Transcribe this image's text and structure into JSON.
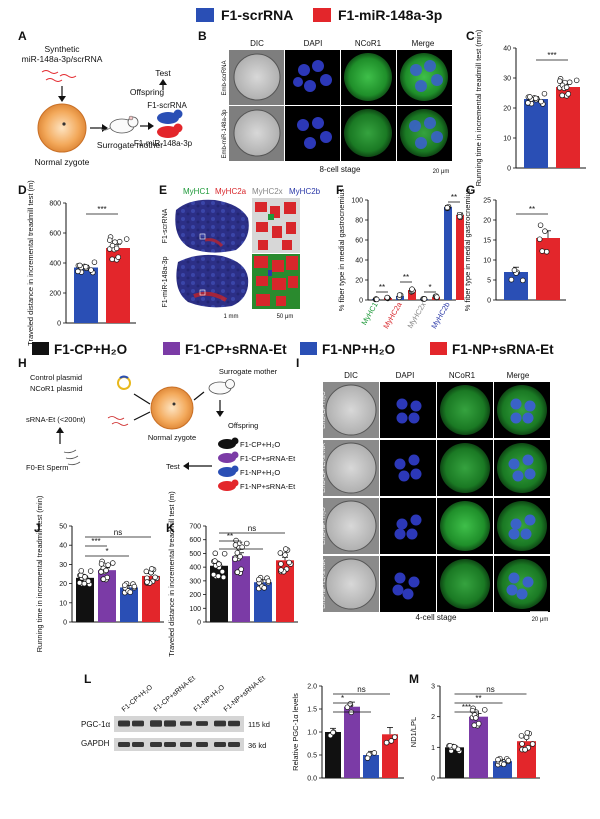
{
  "legend_top": [
    {
      "label": "F1-scrRNA",
      "color": "#2a4fb5"
    },
    {
      "label": "F1-miR-148a-3p",
      "color": "#e3262b"
    }
  ],
  "legend_mid": [
    {
      "label": "F1-CP+H₂O",
      "color": "#111111"
    },
    {
      "label": "F1-CP+sRNA-Et",
      "color": "#7b3ba6"
    },
    {
      "label": "F1-NP+H₂O",
      "color": "#2a4fb5"
    },
    {
      "label": "F1-NP+sRNA-Et",
      "color": "#e3262b"
    }
  ],
  "panel_letters": [
    "A",
    "B",
    "C",
    "D",
    "E",
    "F",
    "G",
    "H",
    "I",
    "J",
    "K",
    "L",
    "M"
  ],
  "panelA": {
    "synthetic": "Synthetic",
    "synthetic2": "miR-148a-3p/scrRNA",
    "normal_zygote": "Normal zygote",
    "surrogate": "Surrogate mother",
    "test": "Test",
    "offspring": "Offspring",
    "f1_scr": "F1-scrRNA",
    "f1_mir": "F1-miR-148a-3p"
  },
  "panelB": {
    "columns": [
      "DIC",
      "DAPI",
      "NCoR1",
      "Merge"
    ],
    "rows": [
      "Emb-scrRNA",
      "Emb-miR-148a-3p"
    ],
    "stage": "8-cell stage",
    "scale": "20 μm"
  },
  "panelC": {
    "ylabel": "Running time in incremental treadmill test (min)",
    "ticks": [
      "0",
      "10",
      "20",
      "30",
      "40"
    ],
    "sig": "***"
  },
  "panelD": {
    "ylabel": "Traveled distance in incremental treadmill test (m)",
    "ticks": [
      "0",
      "200",
      "400",
      "600",
      "800"
    ],
    "sig": "***"
  },
  "panelE": {
    "header": [
      {
        "label": "MyHC1",
        "color": "#1f9a3a"
      },
      {
        "label": "MyHC2a",
        "color": "#d8262b"
      },
      {
        "label": "MyHC2x",
        "color": "#888888"
      },
      {
        "label": "MyHC2b",
        "color": "#2b39a8"
      }
    ],
    "rows": [
      "F1-scrRNA",
      "F1-miR-148a-3p"
    ],
    "scale1": "1 mm",
    "scale2": "50 μm"
  },
  "panelF": {
    "ylabel": "% fiber type in medial gastrocnemius",
    "ticks": [
      "0",
      "20",
      "40",
      "60",
      "80",
      "100"
    ],
    "categories": [
      {
        "label": "MyHC1",
        "color": "#1f9a3a",
        "sig": "**"
      },
      {
        "label": "MyHC2a",
        "color": "#d8262b",
        "sig": "**"
      },
      {
        "label": "MyHC2x",
        "color": "#888888",
        "sig": "*"
      },
      {
        "label": "MyHC2b",
        "color": "#2b39a8",
        "sig": "**"
      }
    ]
  },
  "panelG": {
    "ylabel": "% fiber type in medial gastrocnemius",
    "ticks": [
      "0",
      "5",
      "10",
      "15",
      "20",
      "25"
    ],
    "sig": "**"
  },
  "panelH": {
    "control": "Control plasmid",
    "ncor1": "NCoR1 plasmid",
    "srna": "sRNA-Et (<200nt)",
    "sperm": "F0-Et Sperm",
    "zygote": "Normal zygote",
    "surrogate": "Surrogate mother",
    "offspring": "Offspring",
    "test": "Test",
    "groups": [
      "F1-CP+H₂O",
      "F1-CP+sRNA-Et",
      "F1-NP+H₂O",
      "F1-NP+sRNA-Et"
    ]
  },
  "panelI": {
    "columns": [
      "DIC",
      "DAPI",
      "NCoR1",
      "Merge"
    ],
    "rows": [
      "Emb-CP+H₂O",
      "Emb-CP+Et-sRNA",
      "Emb-NP+H₂O",
      "Emb-NP+Et-sRNA"
    ],
    "stage": "4-cell stage",
    "scale": "20 μm"
  },
  "panelJ": {
    "ylabel": "Running time in incremental treadmill test (min)",
    "ticks": [
      "0",
      "10",
      "20",
      "30",
      "40",
      "50"
    ],
    "sigs": [
      "ns",
      "***",
      "*"
    ]
  },
  "panelK": {
    "ylabel": "Traveled distance in incremental treadmill test (m)",
    "ticks": [
      "0",
      "100",
      "200",
      "300",
      "400",
      "500",
      "600",
      "700"
    ],
    "sigs": [
      "ns",
      "**",
      "*"
    ]
  },
  "panelL": {
    "lanes": [
      "F1-CP+H₂O",
      "F1-CP+sRNA-Et",
      "F1-NP+H₂O",
      "F1-NP+sRNA-Et"
    ],
    "bands": [
      {
        "name": "PGC-1α",
        "kda": "115 kd"
      },
      {
        "name": "GAPDH",
        "kda": "36 kd"
      }
    ],
    "ylabel": "Relative PGC-1α levels",
    "ticks": [
      "0.0",
      "0.5",
      "1.0",
      "1.5",
      "2.0"
    ],
    "sigs": [
      "ns",
      "*",
      "*"
    ]
  },
  "panelM": {
    "ylabel": "ND1/LPL",
    "ticks": [
      "0",
      "1",
      "2",
      "3"
    ],
    "sigs": [
      "ns",
      "**",
      "***"
    ]
  },
  "chart_data": [
    {
      "panel": "C",
      "type": "bar",
      "categories": [
        "F1-scrRNA",
        "F1-miR-148a-3p"
      ],
      "values": [
        23,
        27
      ],
      "ylabel": "Running time in incremental treadmill test (min)",
      "ylim": [
        0,
        40
      ]
    },
    {
      "panel": "D",
      "type": "bar",
      "categories": [
        "F1-scrRNA",
        "F1-miR-148a-3p"
      ],
      "values": [
        370,
        500
      ],
      "ylabel": "Traveled distance in incremental treadmill test (m)",
      "ylim": [
        0,
        800
      ]
    },
    {
      "panel": "F",
      "type": "bar",
      "categories": [
        "MyHC1",
        "MyHC2a",
        "MyHC2x",
        "MyHC2b"
      ],
      "series": [
        {
          "values": [
            1,
            4,
            1,
            93
          ]
        },
        {
          "values": [
            2,
            10,
            3,
            85
          ]
        }
      ],
      "ylabel": "% fiber type in medial gastrocnemius",
      "ylim": [
        0,
        100
      ]
    },
    {
      "panel": "G",
      "type": "bar",
      "categories": [
        "F1-scrRNA",
        "F1-miR-148a-3p"
      ],
      "values": [
        7,
        15.5
      ],
      "ylabel": "% fiber type in medial gastrocnemius",
      "ylim": [
        0,
        25
      ]
    },
    {
      "panel": "J",
      "type": "bar",
      "categories": [
        "F1-CP+H₂O",
        "F1-CP+sRNA-Et",
        "F1-NP+H₂O",
        "F1-NP+sRNA-Et"
      ],
      "values": [
        23,
        27,
        18,
        24
      ],
      "ylabel": "Running time in incremental treadmill test (min)",
      "ylim": [
        0,
        50
      ]
    },
    {
      "panel": "K",
      "type": "bar",
      "categories": [
        "F1-CP+H₂O",
        "F1-CP+sRNA-Et",
        "F1-NP+H₂O",
        "F1-NP+sRNA-Et"
      ],
      "values": [
        410,
        480,
        290,
        450
      ],
      "ylabel": "Traveled distance in incremental treadmill test (m)",
      "ylim": [
        0,
        700
      ]
    },
    {
      "panel": "L",
      "type": "bar",
      "categories": [
        "F1-CP+H₂O",
        "F1-CP+sRNA-Et",
        "F1-NP+H₂O",
        "F1-NP+sRNA-Et"
      ],
      "values": [
        1.0,
        1.55,
        0.5,
        0.95
      ],
      "ylabel": "Relative PGC-1α levels",
      "ylim": [
        0,
        2.0
      ]
    },
    {
      "panel": "M",
      "type": "bar",
      "categories": [
        "F1-CP+H₂O",
        "F1-CP+sRNA-Et",
        "F1-NP+H₂O",
        "F1-NP+sRNA-Et"
      ],
      "values": [
        1.0,
        2.0,
        0.55,
        1.2
      ],
      "ylabel": "ND1/LPL",
      "ylim": [
        0,
        3
      ]
    }
  ]
}
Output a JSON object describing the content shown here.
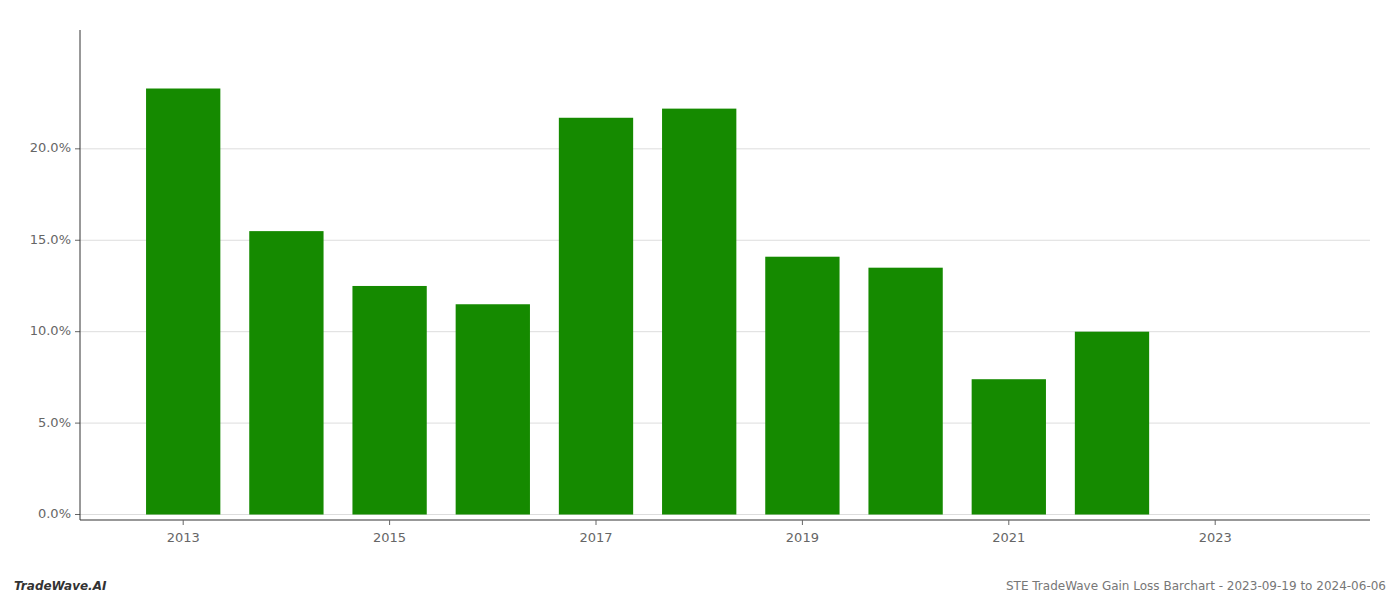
{
  "chart_data": {
    "type": "bar",
    "x": [
      2013,
      2014,
      2015,
      2016,
      2017,
      2018,
      2019,
      2020,
      2021,
      2022
    ],
    "values": [
      0.233,
      0.155,
      0.125,
      0.115,
      0.217,
      0.222,
      0.141,
      0.135,
      0.074,
      0.1
    ],
    "color": "#158a00",
    "xlim": [
      2012.0,
      2024.5
    ],
    "xticks": [
      2013,
      2015,
      2017,
      2019,
      2021,
      2023
    ],
    "ylim": [
      -0.003,
      0.265
    ],
    "yticks": [
      {
        "value": 0.0,
        "label": "0.0%"
      },
      {
        "value": 0.05,
        "label": "5.0%"
      },
      {
        "value": 0.1,
        "label": "10.0%"
      },
      {
        "value": 0.15,
        "label": "15.0%"
      },
      {
        "value": 0.2,
        "label": "20.0%"
      }
    ],
    "grid": true,
    "annotations": [
      "TradeWave.AI",
      "STE TradeWave Gain Loss Barchart - 2023-09-19 to 2024-06-06"
    ]
  }
}
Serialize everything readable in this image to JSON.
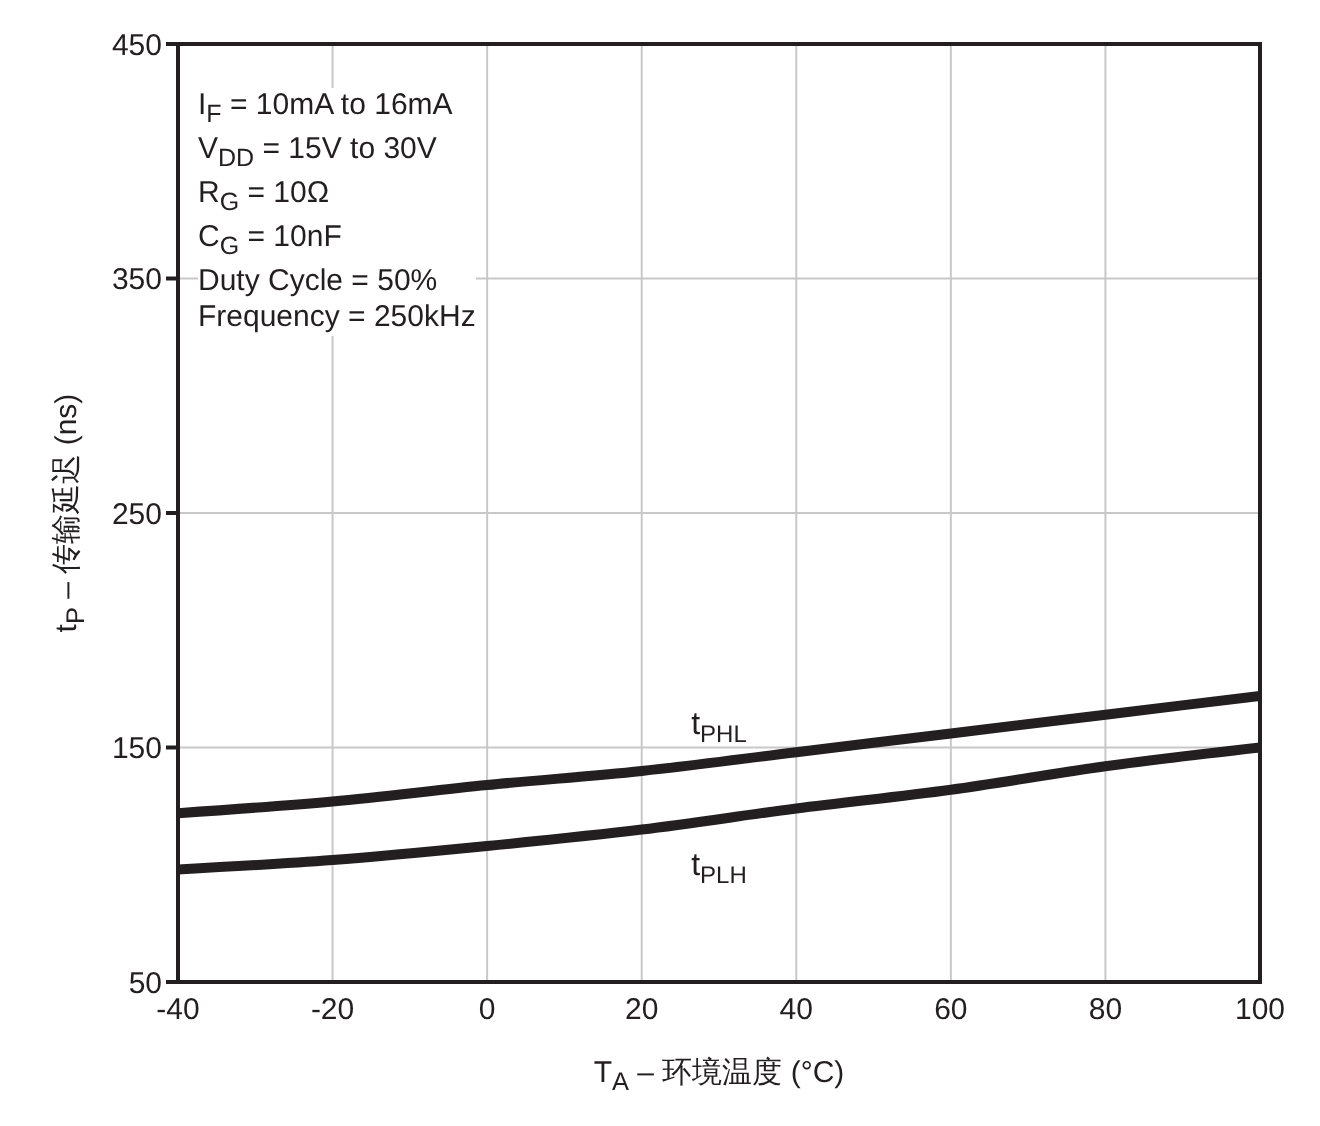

________________________

WHAT TO WORK ON: Where does the word "Relative" appear? Return each line that holds it.

WRITTEN SOLUTION:
    "ylabel": "Relative PGC-1α levels",
      "ylabel": "Relative PGC-1α levels",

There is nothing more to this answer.